:: Supplied material ::

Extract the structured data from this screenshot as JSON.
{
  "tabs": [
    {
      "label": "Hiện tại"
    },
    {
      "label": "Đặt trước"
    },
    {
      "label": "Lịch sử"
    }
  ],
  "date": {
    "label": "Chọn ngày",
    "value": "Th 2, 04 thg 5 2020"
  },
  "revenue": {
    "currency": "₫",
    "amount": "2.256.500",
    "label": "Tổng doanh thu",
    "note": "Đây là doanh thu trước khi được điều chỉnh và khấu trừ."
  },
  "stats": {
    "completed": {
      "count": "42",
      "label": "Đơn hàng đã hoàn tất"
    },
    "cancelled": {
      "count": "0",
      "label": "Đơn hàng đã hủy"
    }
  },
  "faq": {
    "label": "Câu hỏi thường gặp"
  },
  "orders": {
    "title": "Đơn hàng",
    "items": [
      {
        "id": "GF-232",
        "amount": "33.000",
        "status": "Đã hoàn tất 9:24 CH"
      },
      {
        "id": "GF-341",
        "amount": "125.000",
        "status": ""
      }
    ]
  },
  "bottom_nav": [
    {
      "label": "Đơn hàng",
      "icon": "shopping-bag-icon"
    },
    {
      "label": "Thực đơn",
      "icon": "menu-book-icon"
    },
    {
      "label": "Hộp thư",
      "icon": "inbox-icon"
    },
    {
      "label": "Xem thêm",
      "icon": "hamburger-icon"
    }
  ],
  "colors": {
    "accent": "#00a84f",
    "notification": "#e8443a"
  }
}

:::

• **Task to carry out**
Restate the data above exactly, keeping each word as it stands.

• **Completed task**
Extract the structured data from this screenshot as JSON.
{
  "tabs": [
    {
      "label": "Hiện tại"
    },
    {
      "label": "Đặt trước"
    },
    {
      "label": "Lịch sử"
    }
  ],
  "date": {
    "label": "Chọn ngày",
    "value": "Th 2, 04 thg 5 2020"
  },
  "revenue": {
    "currency": "₫",
    "amount": "2.256.500",
    "label": "Tổng doanh thu",
    "note": "Đây là doanh thu trước khi được điều chỉnh và khấu trừ."
  },
  "stats": {
    "completed": {
      "count": "42",
      "label": "Đơn hàng đã hoàn tất"
    },
    "cancelled": {
      "count": "0",
      "label": "Đơn hàng đã hủy"
    }
  },
  "faq": {
    "label": "Câu hỏi thường gặp"
  },
  "orders": {
    "title": "Đơn hàng",
    "items": [
      {
        "id": "GF-232",
        "amount": "33.000",
        "status": "Đã hoàn tất 9:24 CH"
      },
      {
        "id": "GF-341",
        "amount": "125.000",
        "status": ""
      }
    ]
  },
  "bottom_nav": [
    {
      "label": "Đơn hàng",
      "icon": "shopping-bag-icon"
    },
    {
      "label": "Thực đơn",
      "icon": "menu-book-icon"
    },
    {
      "label": "Hộp thư",
      "icon": "inbox-icon"
    },
    {
      "label": "Xem thêm",
      "icon": "hamburger-icon"
    }
  ],
  "colors": {
    "accent": "#00a84f",
    "notification": "#e8443a"
  }
}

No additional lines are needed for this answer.